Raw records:
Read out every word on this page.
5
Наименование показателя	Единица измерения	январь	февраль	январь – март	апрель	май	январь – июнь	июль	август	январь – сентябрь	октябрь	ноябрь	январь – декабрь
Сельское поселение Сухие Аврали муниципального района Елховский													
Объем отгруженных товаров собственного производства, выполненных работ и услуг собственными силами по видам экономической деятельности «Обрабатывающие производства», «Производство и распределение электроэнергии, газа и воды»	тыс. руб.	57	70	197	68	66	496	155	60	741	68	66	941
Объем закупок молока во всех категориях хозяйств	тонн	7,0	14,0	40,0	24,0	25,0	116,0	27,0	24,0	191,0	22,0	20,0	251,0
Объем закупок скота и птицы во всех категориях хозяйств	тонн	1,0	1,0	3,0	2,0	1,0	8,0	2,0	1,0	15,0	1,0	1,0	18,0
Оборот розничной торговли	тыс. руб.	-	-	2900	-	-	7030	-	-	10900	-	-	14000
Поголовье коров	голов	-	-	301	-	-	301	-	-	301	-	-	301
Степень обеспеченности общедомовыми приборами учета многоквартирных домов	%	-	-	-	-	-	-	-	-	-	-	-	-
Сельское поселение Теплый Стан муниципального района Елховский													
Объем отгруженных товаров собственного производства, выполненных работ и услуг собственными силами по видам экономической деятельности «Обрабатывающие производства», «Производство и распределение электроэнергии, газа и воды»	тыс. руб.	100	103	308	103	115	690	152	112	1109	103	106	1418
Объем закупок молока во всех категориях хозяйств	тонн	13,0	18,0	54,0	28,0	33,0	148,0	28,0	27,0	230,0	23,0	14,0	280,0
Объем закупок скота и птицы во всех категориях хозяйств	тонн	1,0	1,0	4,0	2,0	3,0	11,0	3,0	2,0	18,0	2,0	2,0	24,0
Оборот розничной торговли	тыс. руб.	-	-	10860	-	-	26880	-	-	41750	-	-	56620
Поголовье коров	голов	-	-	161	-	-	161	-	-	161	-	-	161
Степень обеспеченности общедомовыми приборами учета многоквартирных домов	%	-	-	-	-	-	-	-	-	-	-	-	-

PROBLEM TO SOLVE:
Extract the listing in its entirety and repeat it exactly.

SOLUTION TO THIS EXERCISE:
Read out every word on this page.
5
Наименование показателя	Единица измерения	январь	февраль	январь – март	апрель	май	январь – июнь	июль	август	январь – сентябрь	октябрь	ноябрь	январь – декабрь
Сельское поселение Сухие Аврали муниципального района Елховский													
Объем отгруженных товаров собственного производства, выполненных работ и услуг собственными силами по видам экономической деятельности «Обрабатывающие производства», «Производство и распределение электроэнергии, газа и воды»	тыс. руб.	57	70	197	68	66	496	155	60	741	68	66	941
Объем закупок молока во всех категориях хозяйств	тонн	7,0	14,0	40,0	24,0	25,0	116,0	27,0	24,0	191,0	22,0	20,0	251,0
Объем закупок скота и птицы во всех категориях хозяйств	тонн	1,0	1,0	3,0	2,0	1,0	8,0	2,0	1,0	15,0	1,0	1,0	18,0
Оборот розничной торговли	тыс. руб.	-	-	2900	-	-	7030	-	-	10900	-	-	14000
Поголовье коров	голов	-	-	301	-	-	301	-	-	301	-	-	301
Степень обеспеченности общедомовыми приборами учета многоквартирных домов	%	-	-	-	-	-	-	-	-	-	-	-	-
Сельское поселение Теплый Стан муниципального района Елховский													
Объем отгруженных товаров собственного производства, выполненных работ и услуг собственными силами по видам экономической деятельности «Обрабатывающие производства», «Производство и распределение электроэнергии, газа и воды»	тыс. руб.	100	103	308	103	115	690	152	112	1109	103	106	1418
Объем закупок молока во всех категориях хозяйств	тонн	13,0	18,0	54,0	28,0	33,0	148,0	28,0	27,0	230,0	23,0	14,0	280,0
Объем закупок скота и птицы во всех категориях хозяйств	тонн	1,0	1,0	4,0	2,0	3,0	11,0	3,0	2,0	18,0	2,0	2,0	24,0
Оборот розничной торговли	тыс. руб.	-	-	10860	-	-	26880	-	-	41750	-	-	56620
Поголовье коров	голов	-	-	161	-	-	161	-	-	161	-	-	161
Степень обеспеченности общедомовыми приборами учета многоквартирных домов	%	-	-	-	-	-	-	-	-	-	-	-	-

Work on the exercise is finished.